# [What this task involves]
Which lines contain the word "have"? Return each of them as written.

# Data lines start

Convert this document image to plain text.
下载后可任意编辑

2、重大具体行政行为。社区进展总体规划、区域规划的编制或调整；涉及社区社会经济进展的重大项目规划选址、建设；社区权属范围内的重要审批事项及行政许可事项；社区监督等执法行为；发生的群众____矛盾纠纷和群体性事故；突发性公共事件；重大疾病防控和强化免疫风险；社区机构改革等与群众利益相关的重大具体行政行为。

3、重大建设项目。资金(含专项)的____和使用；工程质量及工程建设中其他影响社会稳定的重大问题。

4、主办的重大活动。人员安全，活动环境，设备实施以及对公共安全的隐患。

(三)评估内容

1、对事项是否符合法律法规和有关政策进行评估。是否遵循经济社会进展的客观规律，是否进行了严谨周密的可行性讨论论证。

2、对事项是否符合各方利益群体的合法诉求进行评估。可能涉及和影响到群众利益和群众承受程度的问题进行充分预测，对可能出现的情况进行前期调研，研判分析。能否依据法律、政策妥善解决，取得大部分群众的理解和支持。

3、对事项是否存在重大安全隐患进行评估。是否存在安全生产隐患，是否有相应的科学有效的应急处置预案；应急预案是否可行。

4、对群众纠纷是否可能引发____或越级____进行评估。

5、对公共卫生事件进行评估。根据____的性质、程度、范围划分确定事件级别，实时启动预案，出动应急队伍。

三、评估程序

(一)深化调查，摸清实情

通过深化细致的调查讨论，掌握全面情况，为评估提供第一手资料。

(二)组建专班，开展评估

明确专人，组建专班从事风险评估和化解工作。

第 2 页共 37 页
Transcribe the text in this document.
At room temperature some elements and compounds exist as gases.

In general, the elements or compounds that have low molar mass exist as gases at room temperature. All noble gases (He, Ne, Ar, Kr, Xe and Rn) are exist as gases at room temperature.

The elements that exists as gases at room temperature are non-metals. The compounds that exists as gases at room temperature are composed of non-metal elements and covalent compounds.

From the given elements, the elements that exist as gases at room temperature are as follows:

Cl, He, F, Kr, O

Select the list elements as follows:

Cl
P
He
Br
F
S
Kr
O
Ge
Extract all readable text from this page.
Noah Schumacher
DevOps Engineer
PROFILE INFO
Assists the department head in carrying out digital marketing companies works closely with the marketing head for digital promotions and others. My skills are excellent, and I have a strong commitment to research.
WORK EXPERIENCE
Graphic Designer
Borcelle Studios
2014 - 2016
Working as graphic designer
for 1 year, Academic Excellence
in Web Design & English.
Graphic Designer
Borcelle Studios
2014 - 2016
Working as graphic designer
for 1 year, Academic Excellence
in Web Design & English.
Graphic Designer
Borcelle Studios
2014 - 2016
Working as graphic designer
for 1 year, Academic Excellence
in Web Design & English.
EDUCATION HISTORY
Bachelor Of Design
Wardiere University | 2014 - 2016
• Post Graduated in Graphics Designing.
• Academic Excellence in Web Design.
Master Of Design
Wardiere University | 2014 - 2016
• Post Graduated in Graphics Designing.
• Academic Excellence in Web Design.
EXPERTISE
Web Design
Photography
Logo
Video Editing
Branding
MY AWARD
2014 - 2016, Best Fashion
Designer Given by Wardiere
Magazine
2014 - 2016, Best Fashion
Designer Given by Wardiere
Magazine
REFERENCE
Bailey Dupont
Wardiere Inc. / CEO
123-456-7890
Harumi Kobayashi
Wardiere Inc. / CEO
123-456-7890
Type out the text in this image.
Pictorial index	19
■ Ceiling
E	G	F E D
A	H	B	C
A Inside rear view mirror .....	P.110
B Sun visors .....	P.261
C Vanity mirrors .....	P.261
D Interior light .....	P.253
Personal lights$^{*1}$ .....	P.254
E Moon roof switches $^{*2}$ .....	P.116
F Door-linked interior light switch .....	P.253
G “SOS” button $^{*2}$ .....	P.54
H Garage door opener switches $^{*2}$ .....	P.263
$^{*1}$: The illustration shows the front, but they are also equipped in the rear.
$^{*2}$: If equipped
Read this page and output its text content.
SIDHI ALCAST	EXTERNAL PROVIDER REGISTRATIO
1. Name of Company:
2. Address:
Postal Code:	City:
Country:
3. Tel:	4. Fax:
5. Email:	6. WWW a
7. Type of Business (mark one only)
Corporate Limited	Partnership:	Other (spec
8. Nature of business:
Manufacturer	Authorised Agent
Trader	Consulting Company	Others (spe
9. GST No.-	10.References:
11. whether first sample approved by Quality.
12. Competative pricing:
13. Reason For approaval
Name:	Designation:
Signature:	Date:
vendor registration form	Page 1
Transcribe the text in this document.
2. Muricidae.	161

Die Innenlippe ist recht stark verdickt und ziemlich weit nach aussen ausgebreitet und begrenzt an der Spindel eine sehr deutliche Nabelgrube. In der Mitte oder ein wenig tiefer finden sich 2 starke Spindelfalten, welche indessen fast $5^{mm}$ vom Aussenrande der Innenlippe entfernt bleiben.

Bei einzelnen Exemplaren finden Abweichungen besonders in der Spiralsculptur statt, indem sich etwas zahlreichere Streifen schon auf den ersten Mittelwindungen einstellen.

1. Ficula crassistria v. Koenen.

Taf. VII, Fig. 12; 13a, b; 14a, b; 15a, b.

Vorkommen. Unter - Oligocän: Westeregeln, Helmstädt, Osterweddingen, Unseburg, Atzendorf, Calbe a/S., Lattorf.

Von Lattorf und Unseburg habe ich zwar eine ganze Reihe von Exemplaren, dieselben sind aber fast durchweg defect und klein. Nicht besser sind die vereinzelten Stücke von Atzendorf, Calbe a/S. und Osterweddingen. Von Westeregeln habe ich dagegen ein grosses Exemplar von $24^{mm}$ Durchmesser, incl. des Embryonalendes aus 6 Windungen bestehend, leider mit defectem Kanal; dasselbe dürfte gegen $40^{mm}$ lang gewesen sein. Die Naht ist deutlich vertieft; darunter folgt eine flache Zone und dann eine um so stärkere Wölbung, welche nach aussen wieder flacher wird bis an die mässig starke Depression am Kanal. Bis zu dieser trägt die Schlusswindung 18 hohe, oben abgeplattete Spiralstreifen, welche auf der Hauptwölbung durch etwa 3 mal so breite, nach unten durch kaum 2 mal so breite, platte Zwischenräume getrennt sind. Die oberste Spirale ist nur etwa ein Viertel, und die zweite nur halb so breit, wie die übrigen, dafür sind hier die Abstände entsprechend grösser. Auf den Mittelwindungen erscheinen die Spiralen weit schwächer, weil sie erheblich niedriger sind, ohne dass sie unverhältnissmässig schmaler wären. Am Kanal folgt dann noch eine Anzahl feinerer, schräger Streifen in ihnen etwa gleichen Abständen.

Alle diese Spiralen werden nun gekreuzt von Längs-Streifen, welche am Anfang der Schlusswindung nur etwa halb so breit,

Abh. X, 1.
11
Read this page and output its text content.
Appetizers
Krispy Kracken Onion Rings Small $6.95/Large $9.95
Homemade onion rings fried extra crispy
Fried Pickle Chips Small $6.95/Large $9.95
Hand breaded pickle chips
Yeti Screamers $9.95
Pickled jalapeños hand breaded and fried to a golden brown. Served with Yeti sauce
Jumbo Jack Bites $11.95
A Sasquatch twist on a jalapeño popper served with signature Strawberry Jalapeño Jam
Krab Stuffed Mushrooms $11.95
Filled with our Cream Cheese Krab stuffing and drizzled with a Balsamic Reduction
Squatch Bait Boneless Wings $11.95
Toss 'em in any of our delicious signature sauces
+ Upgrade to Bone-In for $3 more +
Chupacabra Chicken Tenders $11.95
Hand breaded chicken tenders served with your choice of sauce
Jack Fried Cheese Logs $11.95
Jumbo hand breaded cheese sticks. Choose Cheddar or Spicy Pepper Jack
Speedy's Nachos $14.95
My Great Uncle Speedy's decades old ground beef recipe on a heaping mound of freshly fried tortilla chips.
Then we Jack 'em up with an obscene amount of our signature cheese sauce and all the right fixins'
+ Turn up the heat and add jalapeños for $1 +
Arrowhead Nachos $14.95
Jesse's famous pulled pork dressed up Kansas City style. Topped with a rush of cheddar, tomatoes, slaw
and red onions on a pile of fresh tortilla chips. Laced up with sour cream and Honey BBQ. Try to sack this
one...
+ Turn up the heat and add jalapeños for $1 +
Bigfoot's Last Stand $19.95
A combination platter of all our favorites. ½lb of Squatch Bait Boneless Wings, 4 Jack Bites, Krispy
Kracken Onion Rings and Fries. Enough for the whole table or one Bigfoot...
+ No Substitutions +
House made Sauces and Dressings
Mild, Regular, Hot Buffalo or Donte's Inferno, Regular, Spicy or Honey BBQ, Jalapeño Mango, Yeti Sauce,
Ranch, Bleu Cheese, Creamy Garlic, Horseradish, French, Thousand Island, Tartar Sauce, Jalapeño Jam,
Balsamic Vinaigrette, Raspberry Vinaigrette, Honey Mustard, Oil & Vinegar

# Data lines end

# [Response]
In general, the elements or compounds that have low molar mass exist as gases at room temperature. All noble gases (He, Ne, Ar, Kr, Xe and Rn) are exist as gases at room temperature.
Assists the department head in carrying out digital marketing companies works closely with the marketing head for digital promotions and others. My skills are excellent, and I have a strong commitment to research.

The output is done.